## WHAT NEEDS TO BE DONE
Using the entries that follow, collect the lines where the word "didn" appears.

## MATERIAL SHOWN
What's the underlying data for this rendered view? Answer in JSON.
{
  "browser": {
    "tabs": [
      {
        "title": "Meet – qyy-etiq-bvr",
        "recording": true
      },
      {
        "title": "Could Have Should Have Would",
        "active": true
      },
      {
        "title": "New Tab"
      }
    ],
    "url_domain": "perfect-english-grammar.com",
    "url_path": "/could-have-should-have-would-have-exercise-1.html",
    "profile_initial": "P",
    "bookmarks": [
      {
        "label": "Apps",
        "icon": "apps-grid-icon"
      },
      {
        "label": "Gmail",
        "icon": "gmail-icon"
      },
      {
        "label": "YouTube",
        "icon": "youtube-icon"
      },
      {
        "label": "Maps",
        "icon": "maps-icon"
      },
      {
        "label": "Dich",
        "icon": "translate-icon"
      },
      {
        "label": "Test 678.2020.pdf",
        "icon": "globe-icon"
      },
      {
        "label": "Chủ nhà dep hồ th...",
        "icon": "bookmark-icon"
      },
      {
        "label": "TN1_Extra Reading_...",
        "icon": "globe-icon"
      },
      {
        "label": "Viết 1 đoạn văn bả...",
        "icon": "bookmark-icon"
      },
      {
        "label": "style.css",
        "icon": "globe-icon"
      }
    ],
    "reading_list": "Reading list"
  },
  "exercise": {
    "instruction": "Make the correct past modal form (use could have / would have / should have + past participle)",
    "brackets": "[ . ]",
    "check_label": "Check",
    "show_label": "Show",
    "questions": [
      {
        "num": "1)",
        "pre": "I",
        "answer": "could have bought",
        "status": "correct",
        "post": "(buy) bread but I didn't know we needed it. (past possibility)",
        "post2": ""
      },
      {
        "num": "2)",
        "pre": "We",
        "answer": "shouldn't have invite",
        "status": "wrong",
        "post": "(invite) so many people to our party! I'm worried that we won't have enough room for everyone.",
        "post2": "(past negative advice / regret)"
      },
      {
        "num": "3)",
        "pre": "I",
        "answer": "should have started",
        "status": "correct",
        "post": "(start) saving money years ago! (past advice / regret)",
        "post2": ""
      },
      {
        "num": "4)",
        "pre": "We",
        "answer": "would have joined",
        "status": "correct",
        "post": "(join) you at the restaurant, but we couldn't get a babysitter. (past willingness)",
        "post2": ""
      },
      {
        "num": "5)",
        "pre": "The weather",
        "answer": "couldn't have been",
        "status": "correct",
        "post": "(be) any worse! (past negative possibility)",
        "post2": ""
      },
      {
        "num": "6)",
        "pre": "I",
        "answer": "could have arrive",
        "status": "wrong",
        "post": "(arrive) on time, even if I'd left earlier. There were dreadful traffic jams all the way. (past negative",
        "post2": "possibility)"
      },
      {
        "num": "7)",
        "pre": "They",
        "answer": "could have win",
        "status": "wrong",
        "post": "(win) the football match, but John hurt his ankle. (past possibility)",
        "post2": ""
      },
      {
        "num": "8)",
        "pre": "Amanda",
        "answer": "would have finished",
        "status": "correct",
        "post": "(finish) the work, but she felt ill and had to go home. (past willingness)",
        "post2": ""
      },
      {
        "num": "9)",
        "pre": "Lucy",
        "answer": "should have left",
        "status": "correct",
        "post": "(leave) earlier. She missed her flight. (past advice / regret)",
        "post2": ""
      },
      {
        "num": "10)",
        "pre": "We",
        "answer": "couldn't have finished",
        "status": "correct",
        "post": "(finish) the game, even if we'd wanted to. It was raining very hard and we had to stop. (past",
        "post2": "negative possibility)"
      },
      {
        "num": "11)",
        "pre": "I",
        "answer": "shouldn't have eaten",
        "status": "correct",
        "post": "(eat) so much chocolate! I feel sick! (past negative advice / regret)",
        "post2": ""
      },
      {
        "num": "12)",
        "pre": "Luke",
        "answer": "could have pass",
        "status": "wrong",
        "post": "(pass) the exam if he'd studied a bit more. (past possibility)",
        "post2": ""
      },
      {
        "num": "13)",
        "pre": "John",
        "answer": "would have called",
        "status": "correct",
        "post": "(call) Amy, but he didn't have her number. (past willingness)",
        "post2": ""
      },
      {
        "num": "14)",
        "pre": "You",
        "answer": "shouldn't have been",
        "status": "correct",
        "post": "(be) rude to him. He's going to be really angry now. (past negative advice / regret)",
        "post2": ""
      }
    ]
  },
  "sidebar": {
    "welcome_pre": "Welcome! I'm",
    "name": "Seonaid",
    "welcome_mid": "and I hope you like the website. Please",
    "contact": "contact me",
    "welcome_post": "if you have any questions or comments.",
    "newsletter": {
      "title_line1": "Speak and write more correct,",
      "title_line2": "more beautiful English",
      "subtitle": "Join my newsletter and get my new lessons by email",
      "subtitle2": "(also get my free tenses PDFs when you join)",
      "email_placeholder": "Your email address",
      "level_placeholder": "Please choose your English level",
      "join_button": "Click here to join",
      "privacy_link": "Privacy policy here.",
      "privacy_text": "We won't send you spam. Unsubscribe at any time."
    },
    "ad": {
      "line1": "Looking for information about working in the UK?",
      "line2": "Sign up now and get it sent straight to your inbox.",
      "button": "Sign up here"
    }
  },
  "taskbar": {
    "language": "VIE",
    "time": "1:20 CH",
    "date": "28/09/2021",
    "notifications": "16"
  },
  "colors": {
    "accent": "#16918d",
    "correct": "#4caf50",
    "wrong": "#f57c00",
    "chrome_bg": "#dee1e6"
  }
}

## REPLY
        "post": "(buy) bread but I didn't know we needed it. (past possibility)",
        "post": "(call) Amy, but he didn't have her number. (past willingness)",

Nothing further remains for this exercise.